* **EXERCISE GOAL**: Each line that contains the string "诚信之星" counts once; report how many such lines appear in the data, as a number only.

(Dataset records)
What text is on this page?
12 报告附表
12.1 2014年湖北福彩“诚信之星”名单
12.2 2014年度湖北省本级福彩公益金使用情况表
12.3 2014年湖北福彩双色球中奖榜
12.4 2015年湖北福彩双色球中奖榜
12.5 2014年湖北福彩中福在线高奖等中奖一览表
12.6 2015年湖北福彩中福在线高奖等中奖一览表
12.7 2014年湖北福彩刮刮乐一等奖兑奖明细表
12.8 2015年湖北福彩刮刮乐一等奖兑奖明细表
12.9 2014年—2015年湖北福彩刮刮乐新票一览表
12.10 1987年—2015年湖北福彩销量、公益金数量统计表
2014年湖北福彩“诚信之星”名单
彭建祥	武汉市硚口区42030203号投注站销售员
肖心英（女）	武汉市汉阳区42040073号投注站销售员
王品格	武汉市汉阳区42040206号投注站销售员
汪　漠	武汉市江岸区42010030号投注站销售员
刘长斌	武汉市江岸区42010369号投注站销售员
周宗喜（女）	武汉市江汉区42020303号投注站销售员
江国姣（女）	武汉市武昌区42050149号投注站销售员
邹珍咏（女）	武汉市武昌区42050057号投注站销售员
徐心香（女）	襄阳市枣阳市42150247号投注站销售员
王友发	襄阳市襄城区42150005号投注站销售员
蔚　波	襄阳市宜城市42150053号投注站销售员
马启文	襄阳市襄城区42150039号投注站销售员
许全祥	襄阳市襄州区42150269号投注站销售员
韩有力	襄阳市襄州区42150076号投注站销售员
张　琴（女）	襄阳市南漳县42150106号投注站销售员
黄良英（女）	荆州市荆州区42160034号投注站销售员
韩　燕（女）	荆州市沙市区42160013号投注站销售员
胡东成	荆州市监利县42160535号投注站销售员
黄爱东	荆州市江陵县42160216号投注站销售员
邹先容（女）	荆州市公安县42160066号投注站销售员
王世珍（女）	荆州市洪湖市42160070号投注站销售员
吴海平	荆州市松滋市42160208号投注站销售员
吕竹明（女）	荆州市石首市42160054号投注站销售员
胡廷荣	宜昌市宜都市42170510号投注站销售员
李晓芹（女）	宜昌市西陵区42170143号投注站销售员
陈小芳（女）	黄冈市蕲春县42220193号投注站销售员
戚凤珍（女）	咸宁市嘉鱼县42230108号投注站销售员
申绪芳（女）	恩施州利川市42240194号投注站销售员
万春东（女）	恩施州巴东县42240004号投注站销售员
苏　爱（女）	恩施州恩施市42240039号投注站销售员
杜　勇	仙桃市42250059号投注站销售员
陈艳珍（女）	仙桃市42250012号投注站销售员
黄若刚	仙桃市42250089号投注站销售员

* **TASK ANSWER**: 2